» Task goal: Check every line below for the word "this" and copy the ones that have it.

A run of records
***
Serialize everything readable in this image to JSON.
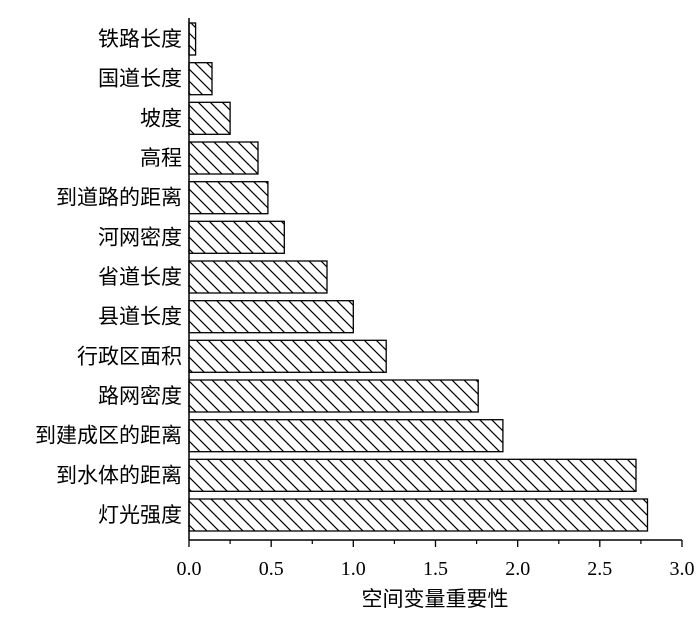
{
  "chart_data": {
    "type": "bar",
    "orientation": "horizontal",
    "title": "",
    "xlabel": "空间变量重要性",
    "ylabel": "",
    "xlim": [
      0,
      3.0
    ],
    "xticks": [
      "0.0",
      "0.5",
      "1.0",
      "1.5",
      "2.0",
      "2.5",
      "3.0"
    ],
    "grid": false,
    "bar_fill": "hatched",
    "categories": [
      "铁路长度",
      "国道长度",
      "坡度",
      "高程",
      "到道路的距离",
      "河网密度",
      "省道长度",
      "县道长度",
      "行政区面积",
      "路网密度",
      "到建成区的距离",
      "到水体的距离",
      "灯光强度"
    ],
    "values": [
      0.04,
      0.14,
      0.25,
      0.42,
      0.48,
      0.58,
      0.84,
      1.0,
      1.2,
      1.76,
      1.91,
      2.72,
      2.79
    ]
  }
}
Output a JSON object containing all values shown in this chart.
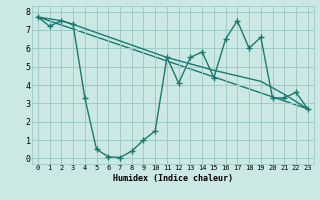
{
  "xlabel": "Humidex (Indice chaleur)",
  "bg_color": "#cce8e4",
  "grid_color": "#9fccc8",
  "line_color": "#1a7a6e",
  "line_width": 1.0,
  "marker": "+",
  "marker_size": 4,
  "xlim": [
    -0.5,
    23.5
  ],
  "ylim": [
    -0.3,
    8.3
  ],
  "xticks": [
    0,
    1,
    2,
    3,
    4,
    5,
    6,
    7,
    8,
    9,
    10,
    11,
    12,
    13,
    14,
    15,
    16,
    17,
    18,
    19,
    20,
    21,
    22,
    23
  ],
  "yticks": [
    0,
    1,
    2,
    3,
    4,
    5,
    6,
    7,
    8
  ],
  "series": [
    [
      0,
      7.7
    ],
    [
      1,
      7.2
    ],
    [
      2,
      7.5
    ],
    [
      3,
      7.3
    ],
    [
      4,
      3.3
    ],
    [
      5,
      0.5
    ],
    [
      6,
      0.1
    ],
    [
      7,
      0.05
    ],
    [
      8,
      0.4
    ],
    [
      9,
      1.0
    ],
    [
      10,
      1.5
    ],
    [
      11,
      5.5
    ],
    [
      12,
      4.1
    ],
    [
      13,
      5.5
    ],
    [
      14,
      5.8
    ],
    [
      15,
      4.4
    ],
    [
      16,
      6.5
    ],
    [
      17,
      7.5
    ],
    [
      18,
      6.0
    ],
    [
      19,
      6.6
    ],
    [
      20,
      3.3
    ],
    [
      21,
      3.3
    ],
    [
      22,
      3.6
    ],
    [
      23,
      2.7
    ]
  ],
  "line_straight": [
    [
      0,
      7.7
    ],
    [
      23,
      2.7
    ]
  ],
  "line_smooth": [
    [
      0,
      7.7
    ],
    [
      2,
      7.5
    ],
    [
      3,
      7.3
    ],
    [
      11,
      5.5
    ],
    [
      15,
      4.8
    ],
    [
      19,
      4.2
    ],
    [
      21,
      3.5
    ],
    [
      23,
      2.7
    ]
  ]
}
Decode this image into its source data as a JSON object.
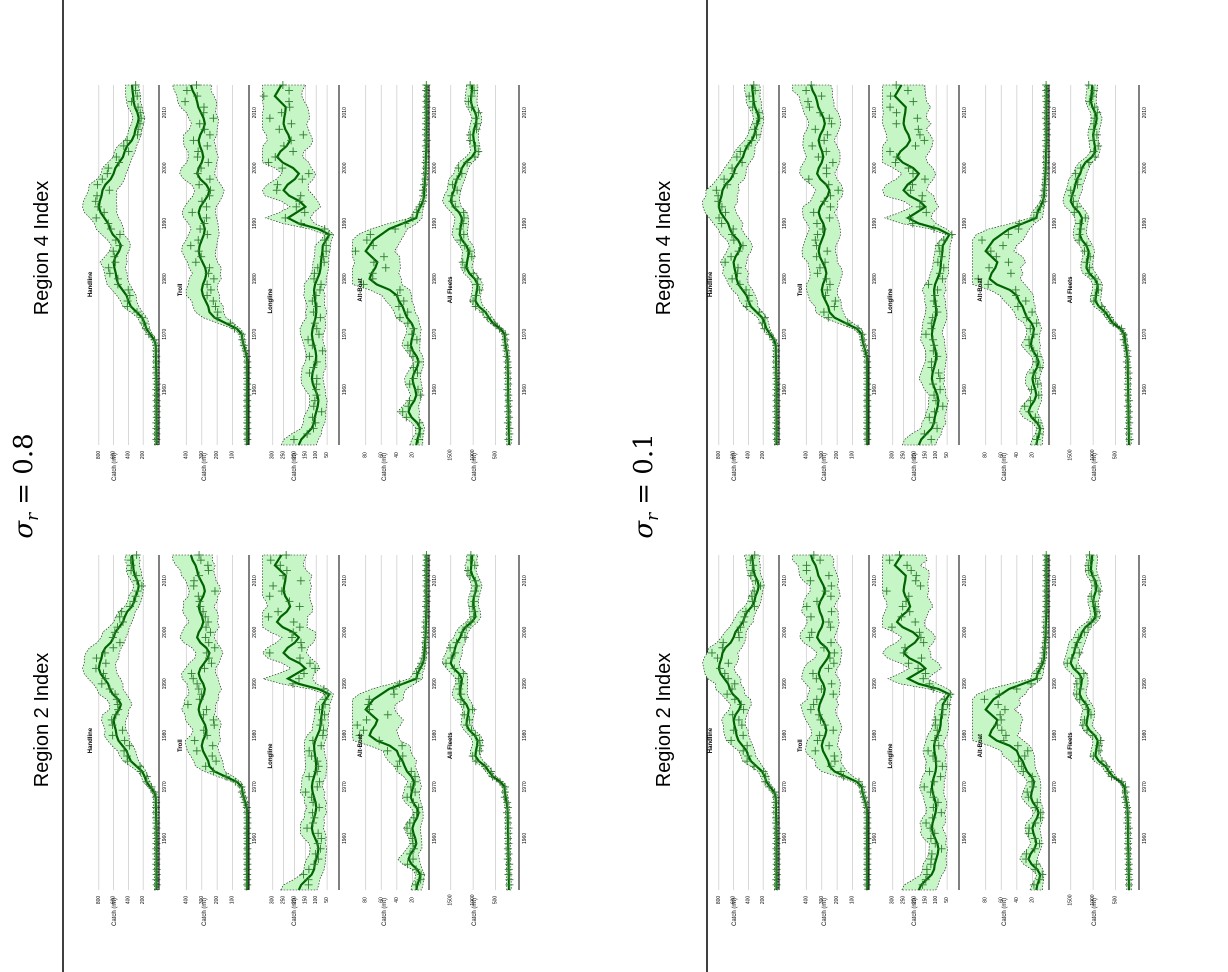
{
  "figure": {
    "sigma_labels": [
      {
        "symbol": "σ",
        "sub": "r",
        "eq": "= 0.8"
      },
      {
        "symbol": "σ",
        "sub": "r",
        "eq": "= 0.1"
      }
    ],
    "panel_titles": [
      "Region 2 Index",
      "Region 4 Index",
      "Region 2 Index",
      "Region 4 Index"
    ],
    "y_axis_label": "Catch (mt)",
    "colors": {
      "band_fill": "#c6f5c6",
      "band_edge": "#111111",
      "line": "#006400",
      "marker": "#2e7d2e",
      "grid": "#cfcfcf",
      "axis": "#000000"
    }
  },
  "chart_data": {
    "type": "line",
    "x_range": [
      1950,
      2015
    ],
    "x_ticks": [
      "1960",
      "1970",
      "1980",
      "1990",
      "2000",
      "2010"
    ],
    "grid": true,
    "orientation": "rotated 90° counter-clockwise; years run up the page",
    "panels": [
      {
        "id": "sigma08_region2",
        "title": "Region 2 Index",
        "sigma": "0.8"
      },
      {
        "id": "sigma08_region4",
        "title": "Region 4 Index",
        "sigma": "0.8"
      },
      {
        "id": "sigma01_region2",
        "title": "Region 2 Index",
        "sigma": "0.1"
      },
      {
        "id": "sigma01_region4",
        "title": "Region 4 Index",
        "sigma": "0.1"
      }
    ],
    "fleets": [
      {
        "name": "Handline",
        "ylim": [
          0,
          1000
        ],
        "yticks": [
          "200",
          "400",
          "600",
          "800"
        ],
        "knots": [
          [
            1950,
            20
          ],
          [
            1960,
            20
          ],
          [
            1968,
            30
          ],
          [
            1972,
            180
          ],
          [
            1976,
            400
          ],
          [
            1980,
            560
          ],
          [
            1983,
            600
          ],
          [
            1986,
            500
          ],
          [
            1989,
            650
          ],
          [
            1993,
            800
          ],
          [
            1996,
            750
          ],
          [
            1999,
            600
          ],
          [
            2003,
            450
          ],
          [
            2006,
            320
          ],
          [
            2009,
            260
          ],
          [
            2012,
            330
          ],
          [
            2015,
            350
          ]
        ],
        "band": 0.28,
        "label_year": 1979,
        "label_pos": 0.88
      },
      {
        "name": "Troll",
        "ylim": [
          0,
          480
        ],
        "yticks": [
          "100",
          "200",
          "300",
          "400"
        ],
        "knots": [
          [
            1950,
            5
          ],
          [
            1965,
            5
          ],
          [
            1970,
            40
          ],
          [
            1974,
            250
          ],
          [
            1978,
            300
          ],
          [
            1981,
            270
          ],
          [
            1985,
            320
          ],
          [
            1989,
            280
          ],
          [
            1992,
            320
          ],
          [
            1996,
            250
          ],
          [
            1999,
            330
          ],
          [
            2002,
            290
          ],
          [
            2005,
            320
          ],
          [
            2008,
            280
          ],
          [
            2012,
            330
          ],
          [
            2015,
            370
          ]
        ],
        "band": 0.35,
        "label_year": 1978,
        "label_pos": 0.88
      },
      {
        "name": "Longline",
        "ylim": [
          0,
          340
        ],
        "yticks": [
          "50",
          "100",
          "150",
          "200",
          "250",
          "300"
        ],
        "knots": [
          [
            1950,
            180
          ],
          [
            1954,
            110
          ],
          [
            1958,
            90
          ],
          [
            1962,
            120
          ],
          [
            1966,
            100
          ],
          [
            1970,
            120
          ],
          [
            1974,
            100
          ],
          [
            1978,
            110
          ],
          [
            1982,
            80
          ],
          [
            1986,
            70
          ],
          [
            1988,
            40
          ],
          [
            1991,
            230
          ],
          [
            1993,
            150
          ],
          [
            1996,
            250
          ],
          [
            1999,
            180
          ],
          [
            2002,
            280
          ],
          [
            2005,
            220
          ],
          [
            2008,
            250
          ],
          [
            2011,
            240
          ],
          [
            2013,
            290
          ],
          [
            2015,
            260
          ]
        ],
        "band": 0.45,
        "label_year": 1976,
        "label_pos": 0.88
      },
      {
        "name": "Alt-Boat",
        "ylim": [
          0,
          95
        ],
        "yticks": [
          "20",
          "40",
          "60",
          "80"
        ],
        "knots": [
          [
            1950,
            15
          ],
          [
            1953,
            10
          ],
          [
            1956,
            25
          ],
          [
            1959,
            15
          ],
          [
            1962,
            20
          ],
          [
            1965,
            12
          ],
          [
            1968,
            22
          ],
          [
            1971,
            18
          ],
          [
            1974,
            30
          ],
          [
            1977,
            40
          ],
          [
            1980,
            75
          ],
          [
            1983,
            65
          ],
          [
            1985,
            80
          ],
          [
            1987,
            70
          ],
          [
            1989,
            50
          ],
          [
            1991,
            15
          ],
          [
            1995,
            5
          ],
          [
            2000,
            3
          ],
          [
            2005,
            2
          ],
          [
            2010,
            2
          ],
          [
            2015,
            2
          ]
        ],
        "band": 0.5,
        "label_year": 1978,
        "label_pos": 0.88
      },
      {
        "name": "All Fleets",
        "ylim": [
          0,
          1650
        ],
        "yticks": [
          "500",
          "1000",
          "1500"
        ],
        "knots": [
          [
            1950,
            200
          ],
          [
            1955,
            210
          ],
          [
            1960,
            220
          ],
          [
            1965,
            230
          ],
          [
            1970,
            300
          ],
          [
            1973,
            650
          ],
          [
            1976,
            950
          ],
          [
            1979,
            900
          ],
          [
            1982,
            1150
          ],
          [
            1985,
            1100
          ],
          [
            1988,
            1300
          ],
          [
            1991,
            1250
          ],
          [
            1994,
            1500
          ],
          [
            1997,
            1400
          ],
          [
            2000,
            1250
          ],
          [
            2003,
            950
          ],
          [
            2006,
            1000
          ],
          [
            2009,
            920
          ],
          [
            2012,
            1050
          ],
          [
            2015,
            1020
          ]
        ],
        "band": 0.12,
        "label_year": 1978,
        "label_pos": 0.88
      }
    ],
    "x_label_display": "1960  1970  1980  1990  2000  2010"
  }
}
***
» The result:
Serialize everything readable in this image to JSON.
Output a JSON object containing all values shown in this chart.
Decode this image into its source data as a JSON object.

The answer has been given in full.